* [AIM]: Gather all lines in the entries that include the word "document".

Entries taken from a collection
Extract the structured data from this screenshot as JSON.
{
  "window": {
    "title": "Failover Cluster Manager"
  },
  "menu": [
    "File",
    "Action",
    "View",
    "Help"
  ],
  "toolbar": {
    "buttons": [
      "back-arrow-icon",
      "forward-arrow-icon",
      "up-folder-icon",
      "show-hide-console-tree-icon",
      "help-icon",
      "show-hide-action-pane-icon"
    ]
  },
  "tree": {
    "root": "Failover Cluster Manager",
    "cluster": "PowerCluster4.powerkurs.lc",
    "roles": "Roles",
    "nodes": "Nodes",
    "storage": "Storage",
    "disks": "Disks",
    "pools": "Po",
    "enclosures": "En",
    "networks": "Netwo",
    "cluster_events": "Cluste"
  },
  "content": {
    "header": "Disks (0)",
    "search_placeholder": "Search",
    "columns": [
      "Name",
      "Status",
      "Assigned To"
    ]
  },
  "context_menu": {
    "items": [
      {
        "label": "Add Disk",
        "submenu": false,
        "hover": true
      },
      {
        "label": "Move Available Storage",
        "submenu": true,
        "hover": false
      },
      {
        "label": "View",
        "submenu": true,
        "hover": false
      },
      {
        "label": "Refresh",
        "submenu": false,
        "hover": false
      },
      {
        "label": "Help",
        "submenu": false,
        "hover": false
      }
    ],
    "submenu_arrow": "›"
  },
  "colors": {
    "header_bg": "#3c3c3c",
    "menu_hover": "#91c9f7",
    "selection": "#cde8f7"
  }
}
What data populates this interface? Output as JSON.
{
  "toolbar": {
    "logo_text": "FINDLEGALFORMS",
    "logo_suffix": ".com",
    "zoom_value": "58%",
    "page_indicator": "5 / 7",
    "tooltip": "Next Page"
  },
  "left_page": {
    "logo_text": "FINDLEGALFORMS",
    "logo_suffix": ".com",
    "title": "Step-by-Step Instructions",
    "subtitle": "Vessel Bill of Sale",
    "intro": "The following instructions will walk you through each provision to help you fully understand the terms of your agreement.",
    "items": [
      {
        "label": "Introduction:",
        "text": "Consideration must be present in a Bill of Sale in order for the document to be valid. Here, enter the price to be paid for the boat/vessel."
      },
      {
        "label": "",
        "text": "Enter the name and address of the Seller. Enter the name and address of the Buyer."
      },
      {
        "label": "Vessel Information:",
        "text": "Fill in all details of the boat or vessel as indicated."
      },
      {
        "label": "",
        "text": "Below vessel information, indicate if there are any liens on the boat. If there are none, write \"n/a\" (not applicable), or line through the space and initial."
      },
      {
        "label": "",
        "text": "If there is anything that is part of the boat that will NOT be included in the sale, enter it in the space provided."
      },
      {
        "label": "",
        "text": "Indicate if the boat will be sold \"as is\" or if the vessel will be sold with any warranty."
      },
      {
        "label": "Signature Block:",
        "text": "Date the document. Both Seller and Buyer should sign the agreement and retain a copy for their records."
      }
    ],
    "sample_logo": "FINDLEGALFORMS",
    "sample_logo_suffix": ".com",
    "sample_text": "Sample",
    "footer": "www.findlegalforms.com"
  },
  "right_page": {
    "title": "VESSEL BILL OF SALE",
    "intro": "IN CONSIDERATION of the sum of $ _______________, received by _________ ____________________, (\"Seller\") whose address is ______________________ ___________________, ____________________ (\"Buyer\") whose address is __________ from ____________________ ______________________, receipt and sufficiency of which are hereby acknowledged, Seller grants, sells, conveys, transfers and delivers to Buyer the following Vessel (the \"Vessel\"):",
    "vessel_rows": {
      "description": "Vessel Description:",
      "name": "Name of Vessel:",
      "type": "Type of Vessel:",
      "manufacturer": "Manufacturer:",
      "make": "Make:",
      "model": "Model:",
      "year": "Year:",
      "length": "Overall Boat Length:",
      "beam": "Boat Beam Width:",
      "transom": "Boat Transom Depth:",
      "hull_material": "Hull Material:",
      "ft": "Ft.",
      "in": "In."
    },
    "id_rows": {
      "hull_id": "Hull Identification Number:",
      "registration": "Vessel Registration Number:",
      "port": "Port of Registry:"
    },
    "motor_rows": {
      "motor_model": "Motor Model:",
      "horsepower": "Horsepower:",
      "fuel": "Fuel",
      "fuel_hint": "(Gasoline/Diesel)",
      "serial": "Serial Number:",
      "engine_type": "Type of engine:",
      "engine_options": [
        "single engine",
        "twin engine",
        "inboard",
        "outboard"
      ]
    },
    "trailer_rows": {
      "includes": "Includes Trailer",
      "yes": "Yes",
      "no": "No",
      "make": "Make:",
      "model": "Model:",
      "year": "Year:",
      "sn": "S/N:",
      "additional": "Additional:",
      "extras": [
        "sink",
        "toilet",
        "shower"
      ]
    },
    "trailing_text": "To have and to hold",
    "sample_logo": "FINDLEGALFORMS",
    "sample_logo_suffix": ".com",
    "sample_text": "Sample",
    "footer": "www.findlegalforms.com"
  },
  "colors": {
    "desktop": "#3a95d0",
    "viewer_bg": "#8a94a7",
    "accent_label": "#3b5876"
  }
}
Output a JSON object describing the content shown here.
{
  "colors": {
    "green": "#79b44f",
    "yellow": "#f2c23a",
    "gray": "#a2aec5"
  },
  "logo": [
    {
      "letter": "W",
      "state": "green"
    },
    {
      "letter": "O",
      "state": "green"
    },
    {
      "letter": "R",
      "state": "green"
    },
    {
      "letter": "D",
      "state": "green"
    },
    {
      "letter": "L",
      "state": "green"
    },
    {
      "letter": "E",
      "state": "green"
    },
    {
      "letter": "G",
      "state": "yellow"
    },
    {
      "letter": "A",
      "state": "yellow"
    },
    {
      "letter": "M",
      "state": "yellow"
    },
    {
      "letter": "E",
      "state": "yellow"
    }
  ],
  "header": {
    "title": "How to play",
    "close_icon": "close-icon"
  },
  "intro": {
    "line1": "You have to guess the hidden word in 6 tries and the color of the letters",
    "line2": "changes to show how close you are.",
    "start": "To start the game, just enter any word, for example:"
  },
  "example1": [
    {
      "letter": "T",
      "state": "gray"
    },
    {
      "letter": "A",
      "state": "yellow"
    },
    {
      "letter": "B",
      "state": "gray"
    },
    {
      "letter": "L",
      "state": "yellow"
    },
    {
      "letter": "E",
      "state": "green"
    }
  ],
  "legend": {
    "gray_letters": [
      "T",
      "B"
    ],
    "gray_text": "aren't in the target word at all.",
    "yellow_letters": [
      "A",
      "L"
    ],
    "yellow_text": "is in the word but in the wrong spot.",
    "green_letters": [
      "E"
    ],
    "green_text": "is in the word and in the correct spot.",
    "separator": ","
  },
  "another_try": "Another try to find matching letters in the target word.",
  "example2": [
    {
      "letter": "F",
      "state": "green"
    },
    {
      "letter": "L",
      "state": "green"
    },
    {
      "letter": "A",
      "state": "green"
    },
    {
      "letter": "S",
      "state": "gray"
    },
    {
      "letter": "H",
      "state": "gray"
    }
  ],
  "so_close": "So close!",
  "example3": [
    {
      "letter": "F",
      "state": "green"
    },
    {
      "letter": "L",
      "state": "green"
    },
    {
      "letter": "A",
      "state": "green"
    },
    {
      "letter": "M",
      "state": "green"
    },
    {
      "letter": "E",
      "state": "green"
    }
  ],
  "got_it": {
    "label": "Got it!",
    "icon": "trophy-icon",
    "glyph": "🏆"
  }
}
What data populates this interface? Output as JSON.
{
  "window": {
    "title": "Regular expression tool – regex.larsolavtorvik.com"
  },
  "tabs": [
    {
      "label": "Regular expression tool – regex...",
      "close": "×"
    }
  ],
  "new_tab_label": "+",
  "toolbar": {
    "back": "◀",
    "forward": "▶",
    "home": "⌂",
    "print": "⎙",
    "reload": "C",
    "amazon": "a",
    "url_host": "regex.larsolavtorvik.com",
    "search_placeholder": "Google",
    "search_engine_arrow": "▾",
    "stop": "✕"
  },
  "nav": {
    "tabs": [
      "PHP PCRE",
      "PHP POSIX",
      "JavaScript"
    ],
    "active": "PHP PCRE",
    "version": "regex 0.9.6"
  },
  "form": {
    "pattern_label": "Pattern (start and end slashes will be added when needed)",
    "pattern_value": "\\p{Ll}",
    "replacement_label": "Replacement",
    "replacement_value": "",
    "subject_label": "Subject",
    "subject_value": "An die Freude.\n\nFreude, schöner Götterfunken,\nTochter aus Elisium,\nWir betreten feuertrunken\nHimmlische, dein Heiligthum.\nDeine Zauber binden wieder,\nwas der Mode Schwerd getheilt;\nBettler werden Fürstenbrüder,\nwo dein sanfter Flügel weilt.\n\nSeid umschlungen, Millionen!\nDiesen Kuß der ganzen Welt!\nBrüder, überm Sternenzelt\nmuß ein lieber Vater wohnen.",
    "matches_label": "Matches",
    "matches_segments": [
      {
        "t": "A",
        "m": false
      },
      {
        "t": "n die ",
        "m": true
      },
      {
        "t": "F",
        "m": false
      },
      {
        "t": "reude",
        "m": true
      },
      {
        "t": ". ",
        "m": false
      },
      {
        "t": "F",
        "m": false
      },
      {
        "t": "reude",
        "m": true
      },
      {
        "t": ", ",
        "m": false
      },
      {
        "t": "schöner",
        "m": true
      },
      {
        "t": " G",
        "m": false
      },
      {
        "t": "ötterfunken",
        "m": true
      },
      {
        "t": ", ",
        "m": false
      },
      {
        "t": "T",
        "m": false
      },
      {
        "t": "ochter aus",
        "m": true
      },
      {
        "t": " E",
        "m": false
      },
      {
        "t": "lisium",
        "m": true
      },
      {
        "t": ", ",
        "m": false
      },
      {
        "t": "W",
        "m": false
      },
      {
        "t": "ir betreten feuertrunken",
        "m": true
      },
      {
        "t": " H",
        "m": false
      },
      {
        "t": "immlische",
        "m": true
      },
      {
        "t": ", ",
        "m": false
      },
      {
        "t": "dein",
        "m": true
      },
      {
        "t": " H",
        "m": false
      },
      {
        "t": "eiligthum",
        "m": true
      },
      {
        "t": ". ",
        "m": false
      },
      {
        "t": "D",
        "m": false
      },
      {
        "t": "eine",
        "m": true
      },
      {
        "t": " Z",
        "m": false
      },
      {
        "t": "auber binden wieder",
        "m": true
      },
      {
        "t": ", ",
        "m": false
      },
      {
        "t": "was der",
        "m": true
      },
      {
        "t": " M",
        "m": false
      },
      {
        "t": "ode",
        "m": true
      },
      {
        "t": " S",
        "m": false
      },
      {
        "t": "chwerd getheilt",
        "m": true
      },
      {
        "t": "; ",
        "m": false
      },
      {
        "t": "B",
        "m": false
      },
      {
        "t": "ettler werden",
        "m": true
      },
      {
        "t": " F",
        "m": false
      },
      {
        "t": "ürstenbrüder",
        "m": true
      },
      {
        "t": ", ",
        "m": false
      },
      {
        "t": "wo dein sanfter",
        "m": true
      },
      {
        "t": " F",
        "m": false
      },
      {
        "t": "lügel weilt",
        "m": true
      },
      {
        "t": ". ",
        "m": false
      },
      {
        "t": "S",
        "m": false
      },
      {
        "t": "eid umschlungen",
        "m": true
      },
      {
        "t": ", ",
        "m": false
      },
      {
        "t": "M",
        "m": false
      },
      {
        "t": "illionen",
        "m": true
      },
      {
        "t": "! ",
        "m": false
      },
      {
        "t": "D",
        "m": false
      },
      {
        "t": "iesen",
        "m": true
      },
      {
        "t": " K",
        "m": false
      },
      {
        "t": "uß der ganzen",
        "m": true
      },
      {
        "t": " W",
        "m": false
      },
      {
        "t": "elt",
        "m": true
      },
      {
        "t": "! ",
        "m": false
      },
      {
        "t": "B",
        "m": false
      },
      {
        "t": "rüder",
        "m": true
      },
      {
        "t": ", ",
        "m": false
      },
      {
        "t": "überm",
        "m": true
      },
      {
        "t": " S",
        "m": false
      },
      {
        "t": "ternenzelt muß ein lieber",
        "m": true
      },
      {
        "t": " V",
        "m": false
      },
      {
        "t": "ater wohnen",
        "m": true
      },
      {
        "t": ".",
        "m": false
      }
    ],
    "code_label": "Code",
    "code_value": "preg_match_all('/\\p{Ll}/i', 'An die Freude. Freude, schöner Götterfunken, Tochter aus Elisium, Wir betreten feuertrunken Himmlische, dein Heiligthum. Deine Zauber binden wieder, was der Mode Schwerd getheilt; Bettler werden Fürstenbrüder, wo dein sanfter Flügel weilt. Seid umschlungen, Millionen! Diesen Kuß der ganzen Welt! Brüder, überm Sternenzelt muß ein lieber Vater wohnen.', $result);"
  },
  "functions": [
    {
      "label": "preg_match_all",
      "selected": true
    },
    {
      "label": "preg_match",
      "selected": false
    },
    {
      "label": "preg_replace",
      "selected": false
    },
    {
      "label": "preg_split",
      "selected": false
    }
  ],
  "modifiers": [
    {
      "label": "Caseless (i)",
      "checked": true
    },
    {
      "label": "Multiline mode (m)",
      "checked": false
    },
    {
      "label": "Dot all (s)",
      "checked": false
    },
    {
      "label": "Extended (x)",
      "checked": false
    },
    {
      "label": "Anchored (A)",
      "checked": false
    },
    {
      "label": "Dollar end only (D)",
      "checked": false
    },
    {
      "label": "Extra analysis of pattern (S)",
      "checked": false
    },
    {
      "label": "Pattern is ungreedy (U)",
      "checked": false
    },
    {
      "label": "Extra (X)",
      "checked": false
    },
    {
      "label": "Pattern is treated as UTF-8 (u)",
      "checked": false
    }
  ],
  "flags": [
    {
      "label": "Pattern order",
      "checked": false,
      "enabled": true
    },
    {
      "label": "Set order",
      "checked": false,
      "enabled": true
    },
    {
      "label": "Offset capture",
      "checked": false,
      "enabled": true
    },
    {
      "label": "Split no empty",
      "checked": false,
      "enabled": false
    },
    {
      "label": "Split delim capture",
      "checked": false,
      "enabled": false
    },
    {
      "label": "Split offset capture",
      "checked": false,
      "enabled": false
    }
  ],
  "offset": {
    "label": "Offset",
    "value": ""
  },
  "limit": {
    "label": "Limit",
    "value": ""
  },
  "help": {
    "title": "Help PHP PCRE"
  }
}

* [ANSWER TO THE PROBLEM]:
        "text": "Consideration must be present in a Bill of Sale in order for the document to be valid. Here, enter the price to be paid for the boat/vessel."
        "text": "Date the document. Both Seller and Buyer should sign the agreement and retain a copy for their records."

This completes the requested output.